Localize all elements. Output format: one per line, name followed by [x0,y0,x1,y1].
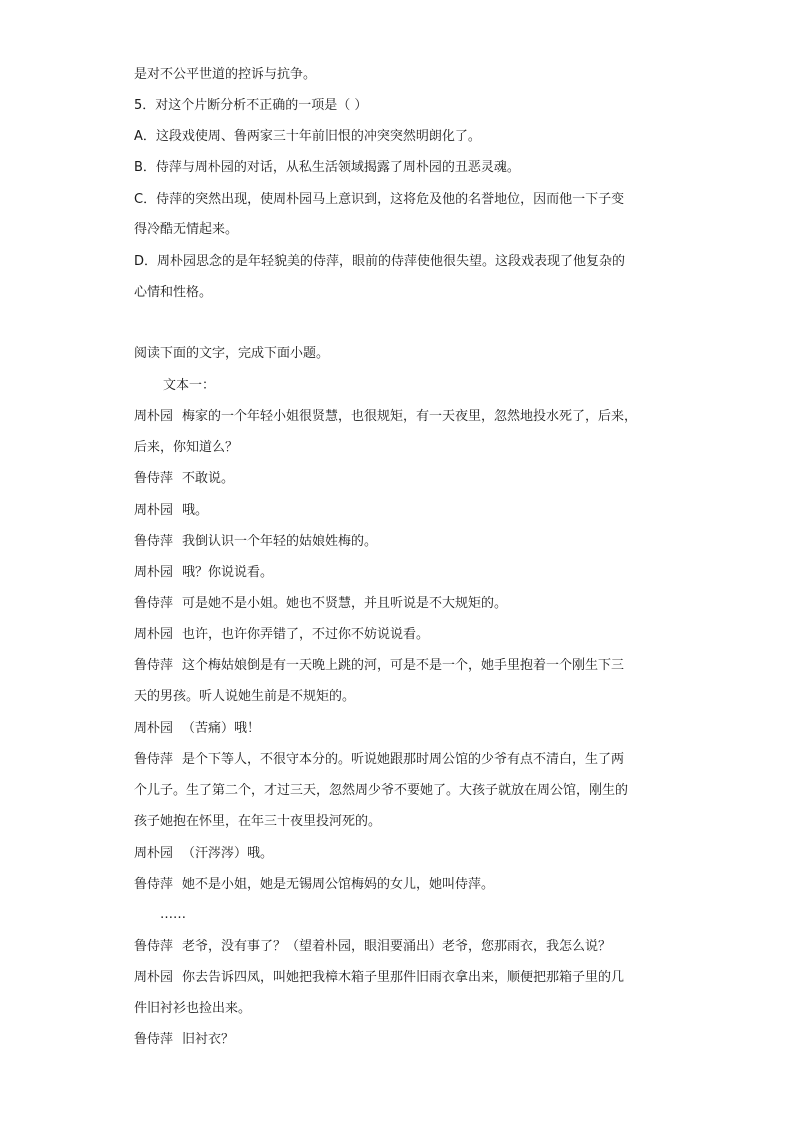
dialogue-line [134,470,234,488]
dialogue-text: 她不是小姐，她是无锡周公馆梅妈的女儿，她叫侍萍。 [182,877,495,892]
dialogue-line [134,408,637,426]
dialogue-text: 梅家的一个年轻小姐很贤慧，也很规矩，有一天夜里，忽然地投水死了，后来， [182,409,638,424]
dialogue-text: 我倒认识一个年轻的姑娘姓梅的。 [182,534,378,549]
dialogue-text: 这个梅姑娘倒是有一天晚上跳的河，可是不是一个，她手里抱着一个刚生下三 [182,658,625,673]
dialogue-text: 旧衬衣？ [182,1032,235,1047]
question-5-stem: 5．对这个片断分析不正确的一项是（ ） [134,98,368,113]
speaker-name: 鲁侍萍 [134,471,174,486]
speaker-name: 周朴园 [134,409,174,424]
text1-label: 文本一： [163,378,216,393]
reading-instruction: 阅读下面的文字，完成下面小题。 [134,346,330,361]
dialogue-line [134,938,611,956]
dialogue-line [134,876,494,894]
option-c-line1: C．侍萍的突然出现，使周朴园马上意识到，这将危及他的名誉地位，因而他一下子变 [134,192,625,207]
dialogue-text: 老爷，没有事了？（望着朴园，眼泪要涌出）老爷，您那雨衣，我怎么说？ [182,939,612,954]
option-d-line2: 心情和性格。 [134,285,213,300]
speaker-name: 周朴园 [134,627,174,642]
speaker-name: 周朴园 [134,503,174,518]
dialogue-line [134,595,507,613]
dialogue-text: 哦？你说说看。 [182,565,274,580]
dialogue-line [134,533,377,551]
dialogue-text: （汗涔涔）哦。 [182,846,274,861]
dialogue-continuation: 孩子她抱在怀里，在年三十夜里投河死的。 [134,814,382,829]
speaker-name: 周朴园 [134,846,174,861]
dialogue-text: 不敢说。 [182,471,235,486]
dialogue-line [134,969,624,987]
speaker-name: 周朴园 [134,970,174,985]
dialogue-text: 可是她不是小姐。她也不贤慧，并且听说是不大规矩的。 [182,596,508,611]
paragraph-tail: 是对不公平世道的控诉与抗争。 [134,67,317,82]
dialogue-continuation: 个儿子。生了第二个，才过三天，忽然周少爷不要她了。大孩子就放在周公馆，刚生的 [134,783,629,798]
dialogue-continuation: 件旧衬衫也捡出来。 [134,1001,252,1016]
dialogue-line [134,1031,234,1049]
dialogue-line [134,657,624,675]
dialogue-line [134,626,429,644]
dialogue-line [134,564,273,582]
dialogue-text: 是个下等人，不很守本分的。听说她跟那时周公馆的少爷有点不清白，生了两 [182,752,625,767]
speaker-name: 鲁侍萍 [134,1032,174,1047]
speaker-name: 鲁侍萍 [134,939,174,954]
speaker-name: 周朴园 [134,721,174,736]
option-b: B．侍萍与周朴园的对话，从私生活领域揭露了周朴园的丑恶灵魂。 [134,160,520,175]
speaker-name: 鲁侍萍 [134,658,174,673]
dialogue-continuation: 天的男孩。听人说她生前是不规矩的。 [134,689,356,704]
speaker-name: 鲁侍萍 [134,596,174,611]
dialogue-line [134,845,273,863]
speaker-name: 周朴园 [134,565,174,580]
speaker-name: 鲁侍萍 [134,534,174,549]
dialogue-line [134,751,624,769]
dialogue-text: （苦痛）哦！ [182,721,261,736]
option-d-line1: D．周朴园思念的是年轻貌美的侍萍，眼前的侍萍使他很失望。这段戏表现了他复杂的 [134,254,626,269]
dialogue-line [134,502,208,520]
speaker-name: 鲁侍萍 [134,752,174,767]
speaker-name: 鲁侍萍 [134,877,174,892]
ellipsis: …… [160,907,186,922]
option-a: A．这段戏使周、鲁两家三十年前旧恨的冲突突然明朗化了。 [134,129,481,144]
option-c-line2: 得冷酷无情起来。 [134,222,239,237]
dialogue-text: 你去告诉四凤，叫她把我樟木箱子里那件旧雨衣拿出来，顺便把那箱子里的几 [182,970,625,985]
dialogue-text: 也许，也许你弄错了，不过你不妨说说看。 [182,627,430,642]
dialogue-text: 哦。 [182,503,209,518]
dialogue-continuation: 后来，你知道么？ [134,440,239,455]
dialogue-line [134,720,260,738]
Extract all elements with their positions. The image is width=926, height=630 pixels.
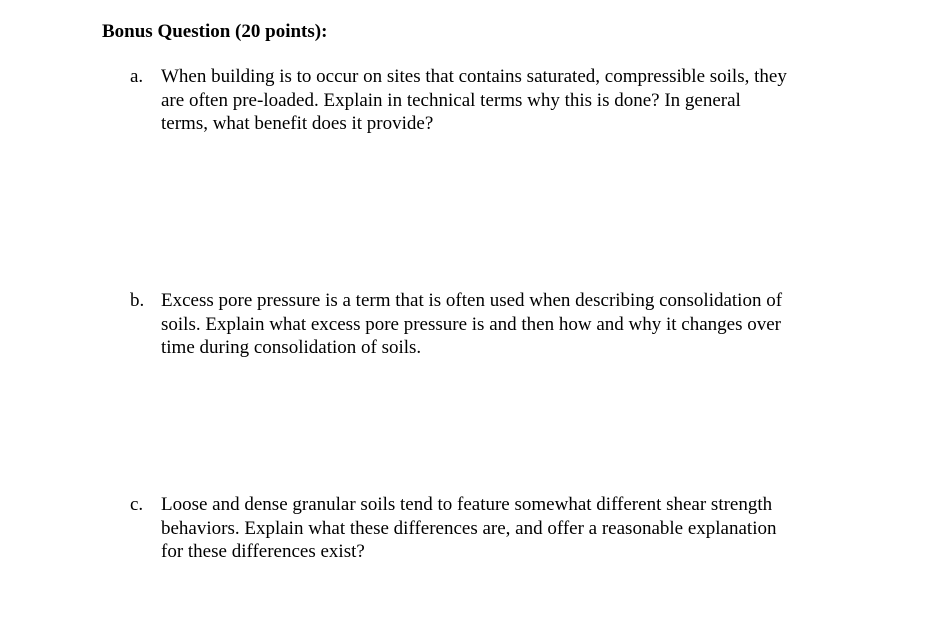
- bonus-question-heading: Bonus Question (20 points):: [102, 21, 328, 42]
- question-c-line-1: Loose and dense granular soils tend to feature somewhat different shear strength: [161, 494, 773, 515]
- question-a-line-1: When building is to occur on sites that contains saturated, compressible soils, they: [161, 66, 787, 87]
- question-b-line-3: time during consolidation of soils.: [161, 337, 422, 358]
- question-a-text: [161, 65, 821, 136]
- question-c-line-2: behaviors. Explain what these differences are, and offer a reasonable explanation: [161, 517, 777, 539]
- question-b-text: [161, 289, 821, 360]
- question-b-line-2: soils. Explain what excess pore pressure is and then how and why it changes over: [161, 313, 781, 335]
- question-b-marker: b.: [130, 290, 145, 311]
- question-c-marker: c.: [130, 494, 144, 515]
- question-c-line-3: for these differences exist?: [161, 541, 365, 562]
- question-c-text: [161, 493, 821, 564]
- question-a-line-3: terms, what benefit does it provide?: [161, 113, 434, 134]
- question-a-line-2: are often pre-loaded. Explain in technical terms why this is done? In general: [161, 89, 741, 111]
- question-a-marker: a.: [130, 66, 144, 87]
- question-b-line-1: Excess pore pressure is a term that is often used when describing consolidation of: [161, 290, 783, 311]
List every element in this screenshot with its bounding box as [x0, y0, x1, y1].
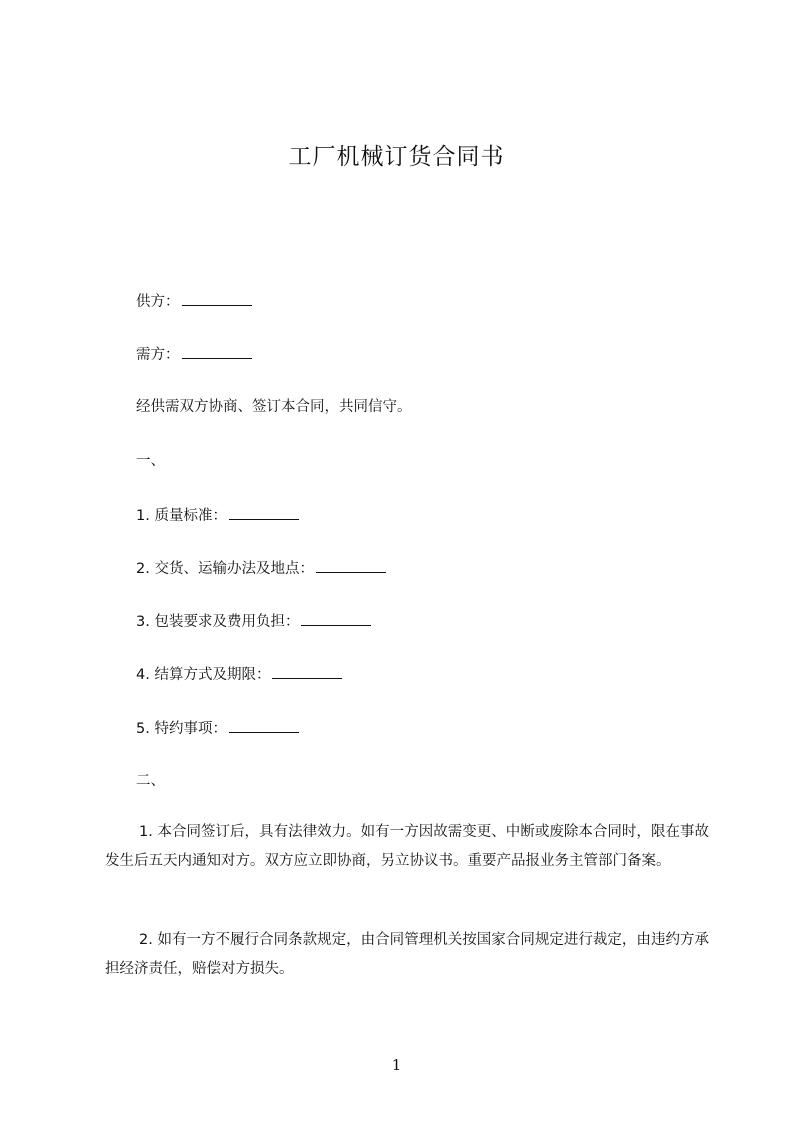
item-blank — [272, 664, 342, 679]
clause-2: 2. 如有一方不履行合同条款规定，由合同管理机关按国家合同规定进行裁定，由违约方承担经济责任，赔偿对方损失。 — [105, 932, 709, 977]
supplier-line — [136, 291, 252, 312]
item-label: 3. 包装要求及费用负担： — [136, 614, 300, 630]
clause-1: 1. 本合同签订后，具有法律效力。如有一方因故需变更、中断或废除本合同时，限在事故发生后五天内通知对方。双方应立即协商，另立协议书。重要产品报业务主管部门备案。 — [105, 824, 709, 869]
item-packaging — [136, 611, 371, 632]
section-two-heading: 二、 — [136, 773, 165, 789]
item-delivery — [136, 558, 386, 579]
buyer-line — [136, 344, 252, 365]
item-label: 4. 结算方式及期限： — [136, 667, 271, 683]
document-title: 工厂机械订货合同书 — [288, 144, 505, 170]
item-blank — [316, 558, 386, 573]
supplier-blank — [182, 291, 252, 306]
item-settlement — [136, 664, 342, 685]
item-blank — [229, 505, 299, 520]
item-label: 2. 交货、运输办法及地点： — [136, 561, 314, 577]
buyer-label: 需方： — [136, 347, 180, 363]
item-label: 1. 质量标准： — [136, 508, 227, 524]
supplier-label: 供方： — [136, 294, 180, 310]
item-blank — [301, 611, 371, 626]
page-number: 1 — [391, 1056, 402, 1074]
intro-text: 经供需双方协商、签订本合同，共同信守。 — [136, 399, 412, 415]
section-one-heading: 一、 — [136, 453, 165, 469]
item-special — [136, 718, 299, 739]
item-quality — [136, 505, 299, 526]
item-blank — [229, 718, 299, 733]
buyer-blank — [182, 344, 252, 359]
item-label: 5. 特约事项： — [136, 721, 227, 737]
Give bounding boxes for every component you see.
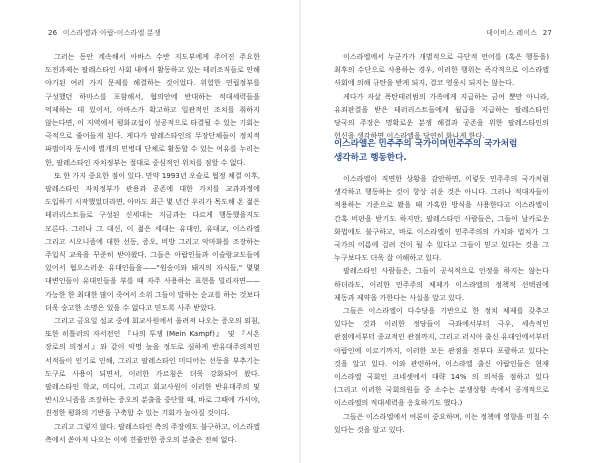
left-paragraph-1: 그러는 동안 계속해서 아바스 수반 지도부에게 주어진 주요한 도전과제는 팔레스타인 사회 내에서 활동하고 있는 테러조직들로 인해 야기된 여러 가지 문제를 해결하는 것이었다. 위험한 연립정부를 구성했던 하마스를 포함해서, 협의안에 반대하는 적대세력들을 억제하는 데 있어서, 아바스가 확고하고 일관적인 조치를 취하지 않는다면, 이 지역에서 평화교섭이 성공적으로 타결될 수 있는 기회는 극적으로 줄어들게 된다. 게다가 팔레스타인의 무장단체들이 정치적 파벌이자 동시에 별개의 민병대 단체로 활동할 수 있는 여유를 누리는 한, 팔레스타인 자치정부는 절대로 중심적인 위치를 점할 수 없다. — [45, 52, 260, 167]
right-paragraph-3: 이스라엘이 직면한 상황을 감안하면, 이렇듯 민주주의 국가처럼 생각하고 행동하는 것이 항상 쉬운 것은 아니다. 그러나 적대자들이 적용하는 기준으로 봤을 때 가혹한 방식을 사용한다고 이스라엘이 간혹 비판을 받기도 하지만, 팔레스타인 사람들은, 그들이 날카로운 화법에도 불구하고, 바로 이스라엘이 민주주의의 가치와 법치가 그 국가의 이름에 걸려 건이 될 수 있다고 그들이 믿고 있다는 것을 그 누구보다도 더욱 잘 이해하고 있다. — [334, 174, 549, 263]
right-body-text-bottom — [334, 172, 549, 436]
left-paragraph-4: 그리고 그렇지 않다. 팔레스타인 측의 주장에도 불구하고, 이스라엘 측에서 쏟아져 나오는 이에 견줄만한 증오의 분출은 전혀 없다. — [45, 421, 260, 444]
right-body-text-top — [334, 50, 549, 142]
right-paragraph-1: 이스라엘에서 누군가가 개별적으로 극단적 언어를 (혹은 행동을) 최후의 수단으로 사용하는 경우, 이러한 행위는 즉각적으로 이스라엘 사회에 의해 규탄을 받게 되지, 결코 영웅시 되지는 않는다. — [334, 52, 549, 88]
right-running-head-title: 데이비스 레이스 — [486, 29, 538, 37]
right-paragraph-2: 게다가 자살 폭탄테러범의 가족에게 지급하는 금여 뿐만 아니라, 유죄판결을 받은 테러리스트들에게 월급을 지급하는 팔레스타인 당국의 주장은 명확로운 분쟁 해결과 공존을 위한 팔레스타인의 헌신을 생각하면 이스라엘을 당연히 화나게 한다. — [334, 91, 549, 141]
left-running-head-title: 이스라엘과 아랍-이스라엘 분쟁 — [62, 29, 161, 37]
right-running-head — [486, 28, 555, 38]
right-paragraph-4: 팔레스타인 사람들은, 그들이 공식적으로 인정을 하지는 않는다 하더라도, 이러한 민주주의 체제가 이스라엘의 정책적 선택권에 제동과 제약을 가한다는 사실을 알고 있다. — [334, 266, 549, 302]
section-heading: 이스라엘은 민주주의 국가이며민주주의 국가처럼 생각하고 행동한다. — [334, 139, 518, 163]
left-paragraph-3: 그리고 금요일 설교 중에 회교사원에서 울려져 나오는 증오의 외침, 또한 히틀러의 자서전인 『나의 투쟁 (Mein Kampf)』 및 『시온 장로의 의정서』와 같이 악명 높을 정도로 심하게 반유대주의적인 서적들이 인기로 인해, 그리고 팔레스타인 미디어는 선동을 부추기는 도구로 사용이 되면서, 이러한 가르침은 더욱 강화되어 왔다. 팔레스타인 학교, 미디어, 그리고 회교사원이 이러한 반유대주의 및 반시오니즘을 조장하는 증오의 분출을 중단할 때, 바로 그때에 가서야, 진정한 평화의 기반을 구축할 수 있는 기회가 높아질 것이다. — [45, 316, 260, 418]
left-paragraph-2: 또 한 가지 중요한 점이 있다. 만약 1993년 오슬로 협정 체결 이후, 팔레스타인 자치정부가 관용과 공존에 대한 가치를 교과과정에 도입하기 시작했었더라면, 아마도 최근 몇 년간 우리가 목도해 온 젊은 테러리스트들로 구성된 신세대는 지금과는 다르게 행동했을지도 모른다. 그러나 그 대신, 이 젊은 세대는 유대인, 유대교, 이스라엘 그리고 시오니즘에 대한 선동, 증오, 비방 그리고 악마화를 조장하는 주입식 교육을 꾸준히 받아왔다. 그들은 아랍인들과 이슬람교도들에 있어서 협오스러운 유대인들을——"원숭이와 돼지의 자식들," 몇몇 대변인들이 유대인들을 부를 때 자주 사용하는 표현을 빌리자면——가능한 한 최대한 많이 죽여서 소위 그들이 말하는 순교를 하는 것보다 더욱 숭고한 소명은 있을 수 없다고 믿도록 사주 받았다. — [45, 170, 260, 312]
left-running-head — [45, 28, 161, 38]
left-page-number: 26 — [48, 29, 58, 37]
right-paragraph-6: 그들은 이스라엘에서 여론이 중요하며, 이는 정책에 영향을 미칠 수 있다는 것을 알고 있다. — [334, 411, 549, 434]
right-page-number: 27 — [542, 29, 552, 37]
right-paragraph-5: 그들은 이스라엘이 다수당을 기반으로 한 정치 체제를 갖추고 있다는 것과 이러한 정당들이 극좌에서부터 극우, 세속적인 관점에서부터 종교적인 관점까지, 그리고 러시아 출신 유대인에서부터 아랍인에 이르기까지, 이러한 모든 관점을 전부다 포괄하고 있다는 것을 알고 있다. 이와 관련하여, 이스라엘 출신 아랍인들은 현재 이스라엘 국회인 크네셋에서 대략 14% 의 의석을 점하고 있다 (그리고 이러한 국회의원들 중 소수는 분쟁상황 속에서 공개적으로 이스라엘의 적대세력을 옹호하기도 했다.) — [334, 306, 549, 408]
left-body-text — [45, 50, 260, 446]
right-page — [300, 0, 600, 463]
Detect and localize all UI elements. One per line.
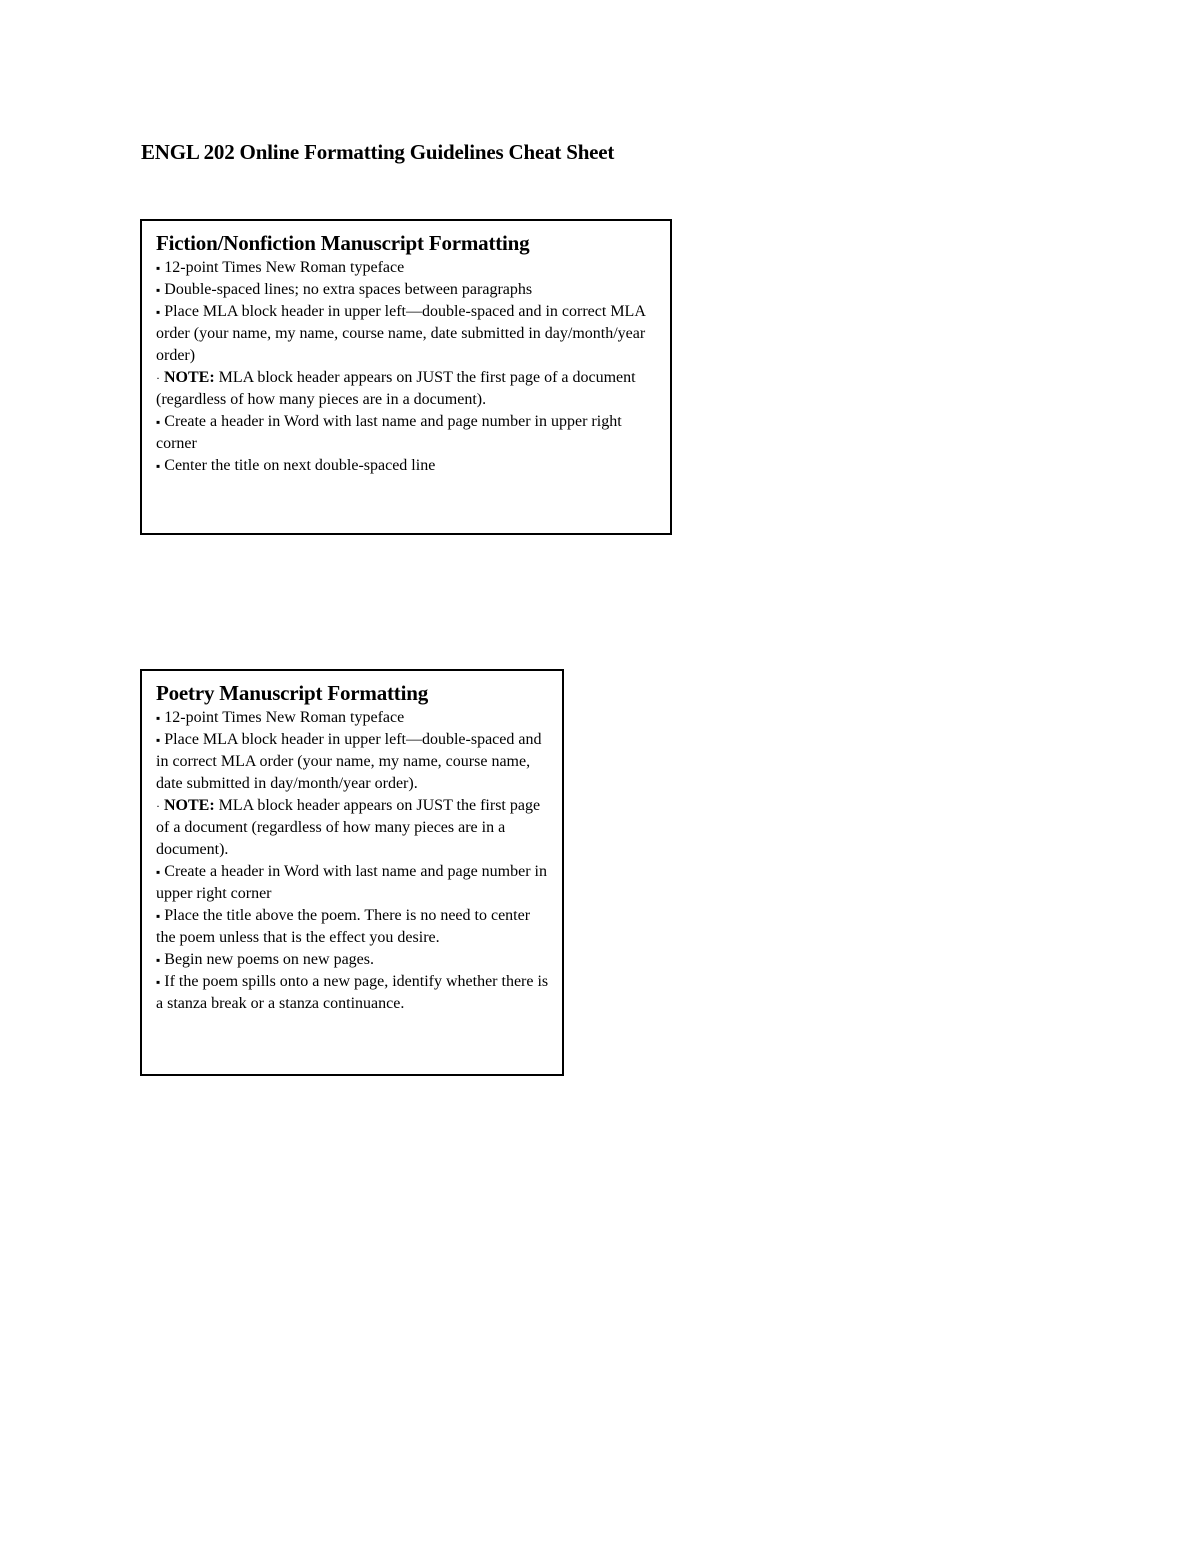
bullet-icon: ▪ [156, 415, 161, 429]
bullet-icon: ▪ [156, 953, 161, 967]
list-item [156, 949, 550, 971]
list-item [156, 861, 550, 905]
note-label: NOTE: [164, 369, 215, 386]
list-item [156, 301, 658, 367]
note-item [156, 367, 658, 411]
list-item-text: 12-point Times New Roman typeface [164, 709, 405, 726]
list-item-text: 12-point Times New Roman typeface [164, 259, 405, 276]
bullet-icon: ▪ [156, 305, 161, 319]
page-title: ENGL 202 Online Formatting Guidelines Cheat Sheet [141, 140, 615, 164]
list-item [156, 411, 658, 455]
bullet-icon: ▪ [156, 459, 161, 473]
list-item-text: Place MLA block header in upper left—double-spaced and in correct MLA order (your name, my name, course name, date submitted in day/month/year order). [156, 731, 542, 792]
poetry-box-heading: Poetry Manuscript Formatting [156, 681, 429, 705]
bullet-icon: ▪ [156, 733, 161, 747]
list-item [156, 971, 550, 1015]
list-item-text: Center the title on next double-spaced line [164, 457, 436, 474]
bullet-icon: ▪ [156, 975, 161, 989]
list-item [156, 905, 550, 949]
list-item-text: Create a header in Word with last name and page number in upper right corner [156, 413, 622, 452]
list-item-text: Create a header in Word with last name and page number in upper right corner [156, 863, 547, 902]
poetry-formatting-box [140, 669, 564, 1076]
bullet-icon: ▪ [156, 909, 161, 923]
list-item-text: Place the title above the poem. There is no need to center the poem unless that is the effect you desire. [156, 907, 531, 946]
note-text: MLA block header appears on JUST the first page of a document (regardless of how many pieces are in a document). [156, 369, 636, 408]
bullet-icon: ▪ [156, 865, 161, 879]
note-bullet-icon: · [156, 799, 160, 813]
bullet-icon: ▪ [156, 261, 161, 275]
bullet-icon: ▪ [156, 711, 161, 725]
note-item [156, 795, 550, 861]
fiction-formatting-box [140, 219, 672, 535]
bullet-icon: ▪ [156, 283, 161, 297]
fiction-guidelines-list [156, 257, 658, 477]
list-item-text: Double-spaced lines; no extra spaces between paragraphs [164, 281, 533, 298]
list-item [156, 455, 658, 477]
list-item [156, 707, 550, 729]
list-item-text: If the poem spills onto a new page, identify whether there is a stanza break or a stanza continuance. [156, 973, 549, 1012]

Goal of the exercise: Locate every row in the records that contains the word "clause" and copy each of those rows.

Exercise response:
clause-2: 2. 如有一方不履行合同条款规定，由合同管理机关按国家合同规定进行裁定，由违约方承担经济责任，赔偿对方损失。 — [105, 932, 709, 977]
clause-1: 1. 本合同签订后，具有法律效力。如有一方因故需变更、中断或废除本合同时，限在事故发生后五天内通知对方。双方应立即协商，另立协议书。重要产品报业务主管部门备案。 — [105, 824, 709, 869]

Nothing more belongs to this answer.